(Dataset records on visual material)
## BEGIN
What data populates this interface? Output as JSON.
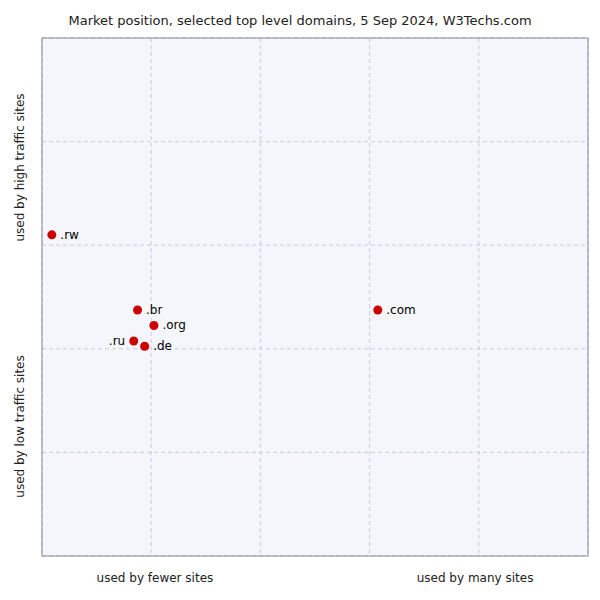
{
  "chart_data": {
    "type": "scatter",
    "title": "Market position, selected top level domains, 5 Sep 2024, W3Techs.com",
    "annotations": [
      "used by fewer sites",
      "used by many sites",
      "used by high traffic sites",
      "used by low traffic sites"
    ],
    "labels": [
      ".rw",
      ".br",
      ".org",
      ".ru",
      ".de",
      ".com"
    ],
    "x": [
      0.018,
      0.175,
      0.205,
      0.168,
      0.188,
      0.615
    ],
    "values": [
      0.62,
      0.475,
      0.445,
      0.415,
      0.405,
      0.475
    ],
    "color": "#cc0000",
    "xlim": [
      0,
      1
    ],
    "ylim": [
      0,
      1
    ],
    "xticks": [
      0,
      0.2,
      0.4,
      0.6,
      0.8,
      1
    ],
    "yticks": [
      0,
      0.2,
      0.4,
      0.6,
      0.8,
      1
    ],
    "grid": true,
    "tick_labels": false
  }
}
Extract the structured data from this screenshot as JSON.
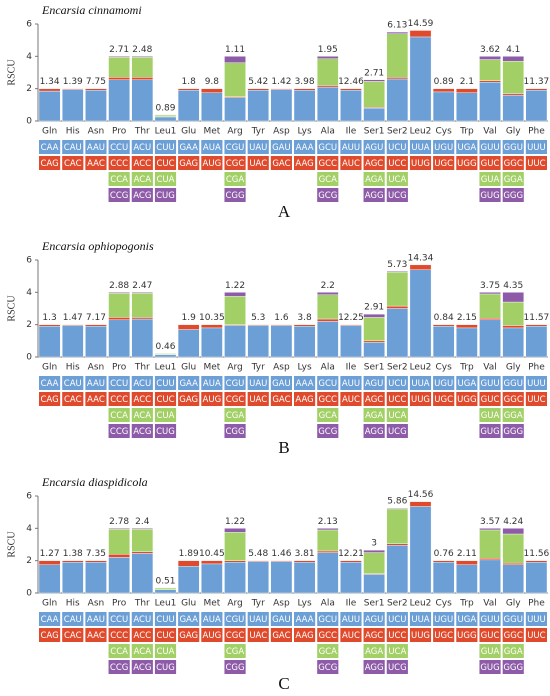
{
  "chart_data": [
    {
      "type": "bar",
      "title": "Encarsia cinnamomi",
      "panel": "A",
      "y_label": "RSCU",
      "ylim": [
        0,
        6
      ],
      "yticks": [
        0,
        2,
        4,
        6
      ],
      "categories": [
        "Gln",
        "His",
        "Asn",
        "Pro",
        "Thr",
        "Leu1",
        "Glu",
        "Met",
        "Arg",
        "Tyr",
        "Asp",
        "Lys",
        "Ala",
        "Ile",
        "Ser1",
        "Ser2",
        "Leu2",
        "Cys",
        "Trp",
        "Val",
        "Gly",
        "Phe"
      ],
      "annotations": [
        1.34,
        1.39,
        7.75,
        2.71,
        2.48,
        0.89,
        1.8,
        9.8,
        1.11,
        5.42,
        1.42,
        3.98,
        1.95,
        12.46,
        2.71,
        6.13,
        14.59,
        0.89,
        2.1,
        3.62,
        4.1,
        11.37
      ],
      "series": [
        {
          "color": "#6b9fd6",
          "values": [
            1.85,
            1.95,
            1.9,
            2.55,
            2.55,
            0.25,
            1.9,
            1.75,
            1.45,
            1.9,
            1.95,
            1.9,
            2.1,
            1.9,
            0.8,
            2.6,
            5.2,
            1.8,
            1.75,
            2.4,
            1.6,
            1.9
          ]
        },
        {
          "color": "#e04a2c",
          "values": [
            0.15,
            0.05,
            0.1,
            0.15,
            0.15,
            0.02,
            0.1,
            0.25,
            0.05,
            0.1,
            0.05,
            0.1,
            0.1,
            0.1,
            0.05,
            0.1,
            0.4,
            0.2,
            0.25,
            0.1,
            0.1,
            0.1
          ]
        },
        {
          "color": "#a2cf66",
          "values": [
            null,
            null,
            null,
            1.25,
            1.25,
            0.1,
            null,
            null,
            2.1,
            null,
            null,
            null,
            1.65,
            null,
            1.6,
            2.7,
            null,
            null,
            null,
            1.3,
            2.0,
            null
          ]
        },
        {
          "color": "#8d5ba8",
          "values": [
            null,
            null,
            null,
            0.05,
            0.05,
            0.01,
            null,
            null,
            0.4,
            null,
            null,
            null,
            0.15,
            null,
            0.1,
            0.1,
            null,
            null,
            null,
            0.2,
            0.3,
            null
          ]
        }
      ],
      "codon_rows": [
        [
          "CAA",
          "CAU",
          "AAU",
          "CCU",
          "ACU",
          "CUU",
          "GAA",
          "AUA",
          "CGU",
          "UAU",
          "GAU",
          "AAA",
          "GCU",
          "AUU",
          "AGU",
          "UCU",
          "UUA",
          "UGU",
          "UGA",
          "GUU",
          "GGU",
          "UUU"
        ],
        [
          "CAG",
          "CAC",
          "AAC",
          "CCC",
          "ACC",
          "CUC",
          "GAG",
          "AUG",
          "CGC",
          "UAC",
          "GAC",
          "AAG",
          "GCC",
          "AUC",
          "AGC",
          "UCC",
          "UUG",
          "UGC",
          "UGG",
          "GUC",
          "GGC",
          "UUC"
        ],
        [
          null,
          null,
          null,
          "CCA",
          "ACA",
          "CUA",
          null,
          null,
          "CGA",
          null,
          null,
          null,
          "GCA",
          null,
          "AGA",
          "UCA",
          null,
          null,
          null,
          "GUA",
          "GGA",
          null
        ],
        [
          null,
          null,
          null,
          "CCG",
          "ACG",
          "CUG",
          null,
          null,
          "CGG",
          null,
          null,
          null,
          "GCG",
          null,
          "AGG",
          "UCG",
          null,
          null,
          null,
          "GUG",
          "GGG",
          null
        ]
      ]
    },
    {
      "type": "bar",
      "title": "Encarsia ophiopogonis",
      "panel": "B",
      "y_label": "RSCU",
      "ylim": [
        0,
        6
      ],
      "yticks": [
        0,
        2,
        4,
        6
      ],
      "categories": [
        "Gln",
        "His",
        "Asn",
        "Pro",
        "Thr",
        "Leu1",
        "Glu",
        "Met",
        "Arg",
        "Tyr",
        "Asp",
        "Lys",
        "Ala",
        "Ile",
        "Ser1",
        "Ser2",
        "Leu2",
        "Cys",
        "Trp",
        "Val",
        "Gly",
        "Phe"
      ],
      "annotations": [
        1.3,
        1.47,
        7.17,
        2.88,
        2.47,
        0.46,
        1.9,
        10.35,
        1.22,
        5.3,
        1.6,
        3.8,
        2.2,
        12.25,
        2.91,
        5.73,
        14.34,
        0.84,
        2.15,
        3.75,
        4.35,
        11.57
      ],
      "series": [
        {
          "color": "#6b9fd6",
          "values": [
            1.9,
            1.95,
            1.9,
            2.3,
            2.35,
            0.15,
            1.7,
            1.8,
            1.95,
            1.95,
            1.95,
            1.9,
            2.2,
            1.95,
            0.9,
            3.0,
            5.4,
            1.9,
            1.8,
            2.3,
            1.8,
            1.9
          ]
        },
        {
          "color": "#e04a2c",
          "values": [
            0.1,
            0.05,
            0.1,
            0.15,
            0.1,
            0.01,
            0.3,
            0.2,
            0.05,
            0.05,
            0.05,
            0.1,
            0.15,
            0.05,
            0.1,
            0.15,
            0.3,
            0.1,
            0.2,
            0.1,
            0.15,
            0.1
          ]
        },
        {
          "color": "#a2cf66",
          "values": [
            null,
            null,
            null,
            1.5,
            1.5,
            0.06,
            null,
            null,
            1.75,
            null,
            null,
            null,
            1.5,
            null,
            1.45,
            2.1,
            null,
            null,
            null,
            1.5,
            1.45,
            null
          ]
        },
        {
          "color": "#8d5ba8",
          "values": [
            null,
            null,
            null,
            0.05,
            0.05,
            0.01,
            null,
            null,
            0.25,
            null,
            null,
            null,
            0.15,
            null,
            0.2,
            0.05,
            null,
            null,
            null,
            0.1,
            0.6,
            null
          ]
        }
      ],
      "codon_rows": [
        [
          "CAA",
          "CAU",
          "AAU",
          "CCU",
          "ACU",
          "CUU",
          "GAA",
          "AUA",
          "CGU",
          "UAU",
          "GAU",
          "AAA",
          "GCU",
          "AUU",
          "AGU",
          "UCU",
          "UUA",
          "UGU",
          "UGA",
          "GUU",
          "GGU",
          "UUU"
        ],
        [
          "CAG",
          "CAC",
          "AAC",
          "CCC",
          "ACC",
          "CUC",
          "GAG",
          "AUG",
          "CGC",
          "UAC",
          "GAC",
          "AAG",
          "GCC",
          "AUC",
          "AGC",
          "UCC",
          "UUG",
          "UGC",
          "UGG",
          "GUC",
          "GGC",
          "UUC"
        ],
        [
          null,
          null,
          null,
          "CCA",
          "ACA",
          "CUA",
          null,
          null,
          "CGA",
          null,
          null,
          null,
          "GCA",
          null,
          "AGA",
          "UCA",
          null,
          null,
          null,
          "GUA",
          "GGA",
          null
        ],
        [
          null,
          null,
          null,
          "CCG",
          "ACG",
          "CUG",
          null,
          null,
          "CGG",
          null,
          null,
          null,
          "GCG",
          null,
          "AGG",
          "UCG",
          null,
          null,
          null,
          "GUG",
          "GGG",
          null
        ]
      ]
    },
    {
      "type": "bar",
      "title": "Encarsia diaspidicola",
      "panel": "C",
      "y_label": "RSCU",
      "ylim": [
        0,
        6
      ],
      "yticks": [
        0,
        2,
        4,
        6
      ],
      "categories": [
        "Gln",
        "His",
        "Asn",
        "Pro",
        "Thr",
        "Leu1",
        "Glu",
        "Met",
        "Arg",
        "Tyr",
        "Asp",
        "Lys",
        "Ala",
        "Ile",
        "Ser1",
        "Ser2",
        "Leu2",
        "Cys",
        "Trp",
        "Val",
        "Gly",
        "Phe"
      ],
      "annotations": [
        1.27,
        1.38,
        7.35,
        2.78,
        2.4,
        0.51,
        1.89,
        10.45,
        1.22,
        5.48,
        1.46,
        3.81,
        2.13,
        12.21,
        3,
        5.86,
        14.56,
        0.76,
        2.11,
        3.57,
        4.24,
        11.56
      ],
      "series": [
        {
          "color": "#6b9fd6",
          "values": [
            1.75,
            1.9,
            1.9,
            2.2,
            2.45,
            0.2,
            1.65,
            1.8,
            1.9,
            1.95,
            1.95,
            1.9,
            2.5,
            1.9,
            1.15,
            2.95,
            5.35,
            1.9,
            1.75,
            2.05,
            1.75,
            1.9
          ]
        },
        {
          "color": "#e04a2c",
          "values": [
            0.25,
            0.1,
            0.1,
            0.2,
            0.1,
            0.01,
            0.35,
            0.2,
            0.1,
            0.05,
            0.05,
            0.1,
            0.1,
            0.1,
            0.05,
            0.1,
            0.3,
            0.1,
            0.25,
            0.1,
            0.1,
            0.1
          ]
        },
        {
          "color": "#a2cf66",
          "values": [
            null,
            null,
            null,
            1.55,
            1.4,
            0.1,
            null,
            null,
            1.75,
            null,
            null,
            null,
            1.3,
            null,
            1.3,
            2.15,
            null,
            null,
            null,
            1.75,
            1.8,
            null
          ]
        },
        {
          "color": "#8d5ba8",
          "values": [
            null,
            null,
            null,
            0.05,
            0.05,
            0.01,
            null,
            null,
            0.25,
            null,
            null,
            null,
            0.1,
            null,
            0.15,
            0.05,
            null,
            null,
            null,
            0.1,
            0.35,
            null
          ]
        }
      ],
      "codon_rows": [
        [
          "CAA",
          "CAU",
          "AAU",
          "CCU",
          "ACU",
          "CUU",
          "GAA",
          "AUA",
          "CGU",
          "UAU",
          "GAU",
          "AAA",
          "GCU",
          "AUU",
          "AGU",
          "UCU",
          "UUA",
          "UGU",
          "UGA",
          "GUU",
          "GGU",
          "UUU"
        ],
        [
          "CAG",
          "CAC",
          "AAC",
          "CCC",
          "ACC",
          "CUC",
          "GAG",
          "AUG",
          "CGC",
          "UAC",
          "GAC",
          "AAG",
          "GCC",
          "AUC",
          "AGC",
          "UCC",
          "UUG",
          "UGC",
          "UGG",
          "GUC",
          "GGC",
          "UUC"
        ],
        [
          null,
          null,
          null,
          "CCA",
          "ACA",
          "CUA",
          null,
          null,
          "CGA",
          null,
          null,
          null,
          "GCA",
          null,
          "AGA",
          "UCA",
          null,
          null,
          null,
          "GUA",
          "GGA",
          null
        ],
        [
          null,
          null,
          null,
          "CCG",
          "ACG",
          "CUG",
          null,
          null,
          "CGG",
          null,
          null,
          null,
          "GCG",
          null,
          "AGG",
          "UCG",
          null,
          null,
          null,
          "GUG",
          "GGG",
          null
        ]
      ]
    }
  ]
}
## END
**Aim**
State the number of lines in these entries that include the string "used". Provide nothing beyond that number.

**Exercise solution**
4